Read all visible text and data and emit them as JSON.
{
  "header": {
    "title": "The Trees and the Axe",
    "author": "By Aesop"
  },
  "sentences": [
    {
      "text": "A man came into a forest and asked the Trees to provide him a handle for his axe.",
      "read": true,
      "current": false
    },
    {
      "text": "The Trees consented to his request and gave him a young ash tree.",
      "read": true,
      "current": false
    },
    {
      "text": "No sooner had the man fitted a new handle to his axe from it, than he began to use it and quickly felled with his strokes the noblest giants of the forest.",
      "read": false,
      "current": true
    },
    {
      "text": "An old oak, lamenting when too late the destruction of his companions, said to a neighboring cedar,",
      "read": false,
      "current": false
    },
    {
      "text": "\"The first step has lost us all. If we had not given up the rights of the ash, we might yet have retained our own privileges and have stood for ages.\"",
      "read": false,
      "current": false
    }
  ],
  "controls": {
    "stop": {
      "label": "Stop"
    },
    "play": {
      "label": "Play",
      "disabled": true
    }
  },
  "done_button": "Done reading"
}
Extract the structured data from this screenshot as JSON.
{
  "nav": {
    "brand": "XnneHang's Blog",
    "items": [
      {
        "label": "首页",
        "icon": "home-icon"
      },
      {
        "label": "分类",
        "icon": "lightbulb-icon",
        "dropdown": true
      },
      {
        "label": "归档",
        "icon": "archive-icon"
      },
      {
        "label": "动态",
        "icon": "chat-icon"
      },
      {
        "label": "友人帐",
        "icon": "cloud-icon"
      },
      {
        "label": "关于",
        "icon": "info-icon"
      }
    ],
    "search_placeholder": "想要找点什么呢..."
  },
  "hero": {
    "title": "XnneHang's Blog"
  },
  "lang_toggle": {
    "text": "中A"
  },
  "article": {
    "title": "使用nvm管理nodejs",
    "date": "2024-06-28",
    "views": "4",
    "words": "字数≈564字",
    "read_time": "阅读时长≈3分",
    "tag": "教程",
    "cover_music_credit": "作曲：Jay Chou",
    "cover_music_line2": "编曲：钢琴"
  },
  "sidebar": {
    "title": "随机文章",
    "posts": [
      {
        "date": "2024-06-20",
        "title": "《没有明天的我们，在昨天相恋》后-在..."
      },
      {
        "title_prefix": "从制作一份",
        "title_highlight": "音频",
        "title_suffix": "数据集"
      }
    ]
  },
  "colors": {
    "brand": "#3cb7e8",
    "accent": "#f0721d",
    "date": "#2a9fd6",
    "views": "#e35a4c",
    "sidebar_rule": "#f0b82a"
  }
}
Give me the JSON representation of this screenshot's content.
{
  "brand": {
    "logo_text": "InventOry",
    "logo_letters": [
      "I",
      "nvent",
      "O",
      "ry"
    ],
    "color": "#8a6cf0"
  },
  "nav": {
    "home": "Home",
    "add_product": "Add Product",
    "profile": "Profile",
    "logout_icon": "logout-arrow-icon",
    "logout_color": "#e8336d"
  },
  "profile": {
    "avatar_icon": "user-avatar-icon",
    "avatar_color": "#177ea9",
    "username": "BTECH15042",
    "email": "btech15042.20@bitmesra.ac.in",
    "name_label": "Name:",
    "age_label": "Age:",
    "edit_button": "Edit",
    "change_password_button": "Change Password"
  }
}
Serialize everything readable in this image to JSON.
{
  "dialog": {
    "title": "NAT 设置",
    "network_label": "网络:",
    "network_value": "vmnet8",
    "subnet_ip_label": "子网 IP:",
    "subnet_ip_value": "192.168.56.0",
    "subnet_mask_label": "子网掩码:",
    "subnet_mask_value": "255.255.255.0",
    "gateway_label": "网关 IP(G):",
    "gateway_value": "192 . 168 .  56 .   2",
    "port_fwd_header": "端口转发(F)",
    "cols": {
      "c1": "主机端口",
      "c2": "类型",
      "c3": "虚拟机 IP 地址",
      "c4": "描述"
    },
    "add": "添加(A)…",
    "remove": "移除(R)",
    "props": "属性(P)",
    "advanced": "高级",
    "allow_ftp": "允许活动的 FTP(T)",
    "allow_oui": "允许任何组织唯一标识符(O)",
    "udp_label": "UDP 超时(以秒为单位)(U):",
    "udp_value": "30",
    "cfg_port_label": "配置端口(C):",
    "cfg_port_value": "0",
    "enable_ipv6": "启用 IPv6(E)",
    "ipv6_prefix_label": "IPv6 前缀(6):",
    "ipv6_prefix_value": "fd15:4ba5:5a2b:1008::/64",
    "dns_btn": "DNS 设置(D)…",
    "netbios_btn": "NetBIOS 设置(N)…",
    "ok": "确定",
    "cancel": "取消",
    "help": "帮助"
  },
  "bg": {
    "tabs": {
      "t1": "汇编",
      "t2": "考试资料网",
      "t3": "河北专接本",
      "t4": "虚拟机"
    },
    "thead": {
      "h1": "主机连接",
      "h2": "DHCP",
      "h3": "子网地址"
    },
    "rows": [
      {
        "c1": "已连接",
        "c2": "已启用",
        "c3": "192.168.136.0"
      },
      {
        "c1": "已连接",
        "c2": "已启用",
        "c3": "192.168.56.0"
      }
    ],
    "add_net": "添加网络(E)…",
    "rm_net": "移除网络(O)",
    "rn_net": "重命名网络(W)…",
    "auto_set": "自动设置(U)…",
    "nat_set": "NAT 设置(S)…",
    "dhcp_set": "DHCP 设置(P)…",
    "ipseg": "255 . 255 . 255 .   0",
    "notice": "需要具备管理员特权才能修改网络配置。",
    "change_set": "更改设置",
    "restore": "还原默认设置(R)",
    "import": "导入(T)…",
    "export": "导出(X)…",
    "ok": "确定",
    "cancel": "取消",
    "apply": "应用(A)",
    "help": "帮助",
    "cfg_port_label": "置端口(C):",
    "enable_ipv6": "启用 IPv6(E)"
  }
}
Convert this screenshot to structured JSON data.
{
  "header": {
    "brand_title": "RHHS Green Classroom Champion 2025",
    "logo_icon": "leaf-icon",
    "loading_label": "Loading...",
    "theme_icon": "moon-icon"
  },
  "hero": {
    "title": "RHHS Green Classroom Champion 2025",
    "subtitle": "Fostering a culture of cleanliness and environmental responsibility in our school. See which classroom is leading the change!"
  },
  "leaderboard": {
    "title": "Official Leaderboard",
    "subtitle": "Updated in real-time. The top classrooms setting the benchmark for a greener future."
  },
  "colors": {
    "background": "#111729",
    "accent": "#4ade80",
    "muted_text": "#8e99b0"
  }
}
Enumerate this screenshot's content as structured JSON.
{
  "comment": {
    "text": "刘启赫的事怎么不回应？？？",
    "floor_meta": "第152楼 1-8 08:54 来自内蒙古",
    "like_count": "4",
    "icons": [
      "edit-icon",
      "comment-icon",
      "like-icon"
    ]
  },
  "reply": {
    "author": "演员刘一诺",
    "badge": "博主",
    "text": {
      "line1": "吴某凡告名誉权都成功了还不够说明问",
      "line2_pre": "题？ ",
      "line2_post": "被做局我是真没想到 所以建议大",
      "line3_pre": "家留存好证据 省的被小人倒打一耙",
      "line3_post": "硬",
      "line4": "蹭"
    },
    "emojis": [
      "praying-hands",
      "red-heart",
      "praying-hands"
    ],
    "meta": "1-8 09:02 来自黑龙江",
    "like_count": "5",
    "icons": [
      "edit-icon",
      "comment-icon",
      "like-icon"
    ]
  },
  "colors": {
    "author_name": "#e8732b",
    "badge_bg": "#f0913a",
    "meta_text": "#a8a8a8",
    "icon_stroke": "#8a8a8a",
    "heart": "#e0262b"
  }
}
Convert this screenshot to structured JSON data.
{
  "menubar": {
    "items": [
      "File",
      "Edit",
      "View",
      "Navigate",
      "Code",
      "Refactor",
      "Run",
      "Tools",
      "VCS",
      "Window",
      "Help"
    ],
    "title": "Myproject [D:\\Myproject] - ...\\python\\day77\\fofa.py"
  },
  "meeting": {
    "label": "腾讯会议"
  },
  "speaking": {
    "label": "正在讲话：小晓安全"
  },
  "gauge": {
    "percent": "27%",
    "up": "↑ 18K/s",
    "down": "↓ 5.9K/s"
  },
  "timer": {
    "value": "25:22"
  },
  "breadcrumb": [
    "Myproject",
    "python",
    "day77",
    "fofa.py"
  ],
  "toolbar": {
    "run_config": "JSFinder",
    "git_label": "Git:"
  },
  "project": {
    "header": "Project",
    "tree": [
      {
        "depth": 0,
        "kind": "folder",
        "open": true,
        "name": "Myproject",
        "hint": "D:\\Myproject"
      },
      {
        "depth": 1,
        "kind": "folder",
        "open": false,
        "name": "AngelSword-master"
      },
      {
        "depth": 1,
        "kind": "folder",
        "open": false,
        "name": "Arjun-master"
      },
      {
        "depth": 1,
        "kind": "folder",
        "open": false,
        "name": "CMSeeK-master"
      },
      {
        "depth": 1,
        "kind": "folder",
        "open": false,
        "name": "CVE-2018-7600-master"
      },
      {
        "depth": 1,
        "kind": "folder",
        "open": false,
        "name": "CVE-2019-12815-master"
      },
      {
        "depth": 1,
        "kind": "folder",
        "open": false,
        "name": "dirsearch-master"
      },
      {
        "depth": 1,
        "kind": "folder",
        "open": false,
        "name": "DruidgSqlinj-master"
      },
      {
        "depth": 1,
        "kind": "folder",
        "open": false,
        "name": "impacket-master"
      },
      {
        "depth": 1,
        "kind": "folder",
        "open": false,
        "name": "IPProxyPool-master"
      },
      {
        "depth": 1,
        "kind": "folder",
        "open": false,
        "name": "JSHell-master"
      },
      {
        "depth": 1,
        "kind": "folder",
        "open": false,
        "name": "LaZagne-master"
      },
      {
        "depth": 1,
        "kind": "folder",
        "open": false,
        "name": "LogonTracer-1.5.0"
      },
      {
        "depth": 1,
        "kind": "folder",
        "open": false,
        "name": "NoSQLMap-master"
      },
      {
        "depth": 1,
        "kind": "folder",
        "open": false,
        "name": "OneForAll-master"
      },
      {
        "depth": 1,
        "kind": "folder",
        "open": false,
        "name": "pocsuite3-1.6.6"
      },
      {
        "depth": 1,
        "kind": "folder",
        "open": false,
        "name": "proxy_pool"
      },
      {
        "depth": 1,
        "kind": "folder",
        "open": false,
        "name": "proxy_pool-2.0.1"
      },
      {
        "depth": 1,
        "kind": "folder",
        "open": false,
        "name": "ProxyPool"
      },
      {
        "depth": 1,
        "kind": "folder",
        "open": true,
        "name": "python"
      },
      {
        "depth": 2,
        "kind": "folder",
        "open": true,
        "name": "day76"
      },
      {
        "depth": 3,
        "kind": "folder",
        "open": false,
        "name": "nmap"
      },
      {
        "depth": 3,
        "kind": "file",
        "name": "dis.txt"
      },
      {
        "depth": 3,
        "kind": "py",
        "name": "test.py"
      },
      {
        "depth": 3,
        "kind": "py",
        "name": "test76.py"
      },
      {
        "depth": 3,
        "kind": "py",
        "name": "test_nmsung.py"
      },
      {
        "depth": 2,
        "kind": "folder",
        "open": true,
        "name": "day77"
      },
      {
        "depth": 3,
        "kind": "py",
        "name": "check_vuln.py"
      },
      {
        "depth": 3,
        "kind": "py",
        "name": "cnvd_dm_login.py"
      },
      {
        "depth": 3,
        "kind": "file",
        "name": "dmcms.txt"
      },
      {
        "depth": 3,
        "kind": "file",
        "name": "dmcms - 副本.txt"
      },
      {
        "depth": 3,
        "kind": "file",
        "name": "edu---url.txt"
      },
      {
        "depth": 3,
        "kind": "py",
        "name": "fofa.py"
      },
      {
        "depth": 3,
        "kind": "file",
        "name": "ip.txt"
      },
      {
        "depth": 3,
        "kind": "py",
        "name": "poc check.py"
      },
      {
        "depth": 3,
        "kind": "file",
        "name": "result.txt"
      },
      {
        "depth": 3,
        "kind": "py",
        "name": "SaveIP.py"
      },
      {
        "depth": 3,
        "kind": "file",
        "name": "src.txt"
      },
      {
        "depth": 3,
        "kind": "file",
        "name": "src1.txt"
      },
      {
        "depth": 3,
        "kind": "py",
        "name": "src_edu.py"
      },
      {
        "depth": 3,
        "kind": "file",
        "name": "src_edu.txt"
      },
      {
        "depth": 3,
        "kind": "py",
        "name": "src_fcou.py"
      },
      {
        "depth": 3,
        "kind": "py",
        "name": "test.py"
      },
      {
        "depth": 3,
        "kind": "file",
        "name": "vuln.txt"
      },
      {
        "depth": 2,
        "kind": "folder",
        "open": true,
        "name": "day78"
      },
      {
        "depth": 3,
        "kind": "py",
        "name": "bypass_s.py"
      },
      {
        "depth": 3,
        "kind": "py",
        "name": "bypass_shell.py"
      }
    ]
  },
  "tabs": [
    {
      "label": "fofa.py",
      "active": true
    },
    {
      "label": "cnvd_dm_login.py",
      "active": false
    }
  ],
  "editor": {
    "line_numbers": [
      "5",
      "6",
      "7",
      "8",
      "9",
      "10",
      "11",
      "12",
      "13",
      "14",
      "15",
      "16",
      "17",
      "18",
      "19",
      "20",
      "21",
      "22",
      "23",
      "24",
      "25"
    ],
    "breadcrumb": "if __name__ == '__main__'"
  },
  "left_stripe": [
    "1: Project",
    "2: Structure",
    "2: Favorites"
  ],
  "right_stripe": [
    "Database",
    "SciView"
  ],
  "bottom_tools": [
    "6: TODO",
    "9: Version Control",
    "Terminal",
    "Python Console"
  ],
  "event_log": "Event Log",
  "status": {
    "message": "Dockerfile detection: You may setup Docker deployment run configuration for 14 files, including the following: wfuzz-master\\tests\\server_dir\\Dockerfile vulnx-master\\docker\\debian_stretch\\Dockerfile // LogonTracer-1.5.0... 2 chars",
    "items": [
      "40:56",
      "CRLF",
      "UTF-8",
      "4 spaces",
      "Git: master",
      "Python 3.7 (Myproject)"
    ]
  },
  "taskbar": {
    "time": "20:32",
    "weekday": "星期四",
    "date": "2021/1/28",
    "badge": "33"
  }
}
━━━━━━━━━━
_AIM_
Search the data above for lines holding "XnneHang" and copy each of them.

_WRITTEN ANSWER_
    "brand": "XnneHang's Blog",
    "title": "XnneHang's Blog"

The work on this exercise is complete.